### EXTRACT TO READ
The name Brazey first appeared as an entry in the registers for birth, marriage and death at St John the Baptist, the parish church of Halifax. Most of the early holders of this name could not write, and so they were at the mercy of registrars where the spelling of their name was concerned. Over time the name appeared in variants such as Brasey, Brassey, Bracey, Brazier, Brayshaw, Brashaw and Brawshaw, particularly when members of the family moved to other areas with registrars who had different ideas about how it should be spelled.
The original Mr Brazey (William Brassey d. 1792)
It is perhaps surprising, then, that the earliest references to the surname are the birth records of the children of an educated stonemason whose marriage record in 1748 says quite clearly William Brassey, with an elegant old-fashioned double s, where the first s looks like an f. This spelling is repeated on the copy of his will held by the Prerogative Court of Canterbury. Made in 1786 the will leaves his holdings in Halifax and Southowram to his dear wife Mary for her life, and then to his two surviving sons, John and William, and seven surviving daughters. (Three further children had died in infancy.) Trustees of the will were Thomas Smith and John Foster, fellow masons, who were the husbands of two of William’s daughters, Patience and Susan. In the event, Mary predeceased her husband and presumably the inheritance went directly to the children.
Despite William Brassey’s choice of spelling, all the birth records relating to his children use the spelling Brazey, and his own burial record also seems to say Brazey. Only one of his children could sign their own name on their marriage register, and that son William (1761-1834) also used the spelling Brassey in 1779.

### WHAT TO DO
Reproduce the full passage on the origins of the Brazey surname, word for word.

### DATA SEGMENT
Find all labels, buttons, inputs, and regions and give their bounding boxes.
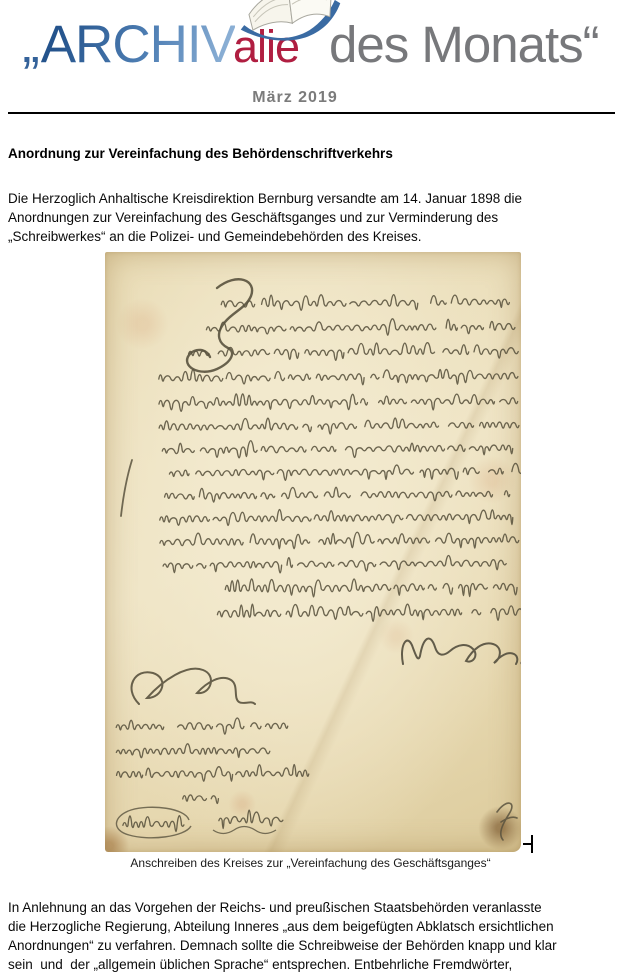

### THE OUTPUT
The name Brazey first appeared as an entry in the registers for birth, marriage and death at St John the Baptist, the parish church of Halifax. Most of the early holders of this name could not write, and so they were at the mercy of registrars where the spelling of their name was concerned. Over time the name appeared in variants such as Brasey, Brassey, Bracey, Brazier, Brayshaw, Brashaw and Brawshaw, particularly when members of the family moved to other areas with registrars who had different ideas about how it should be spelled.
The original Mr Brazey (William Brassey d. 1792)
It is perhaps surprising, then, that the earliest references to the surname are the birth records of the children of an educated stonemason whose marriage record in 1748 says quite clearly William Brassey, with an elegant old-fashioned double s, where the first s looks like an f. This spelling is repeated on the copy of his will held by the Prerogative Court of Canterbury. Made in 1786 the will leaves his holdings in Halifax and Southowram to his dear wife Mary for her life, and then to his two surviving sons, John and William, and seven surviving daughters. (Three further children had died in infancy.) Trustees of the will were Thomas Smith and John Foster, fellow masons, who were the husbands of two of William’s daughters, Patience and Susan. In the event, Mary predeceased her husband and presumably the inheritance went directly to the children.
Despite William Brassey’s choice of spelling, all the birth records relating to his children use the spelling Brazey, and his own burial record also seems to say Brazey. Only one of his children could sign their own name on their marriage register, and that son William (1761-1834) also used the spelling Brassey in 1779.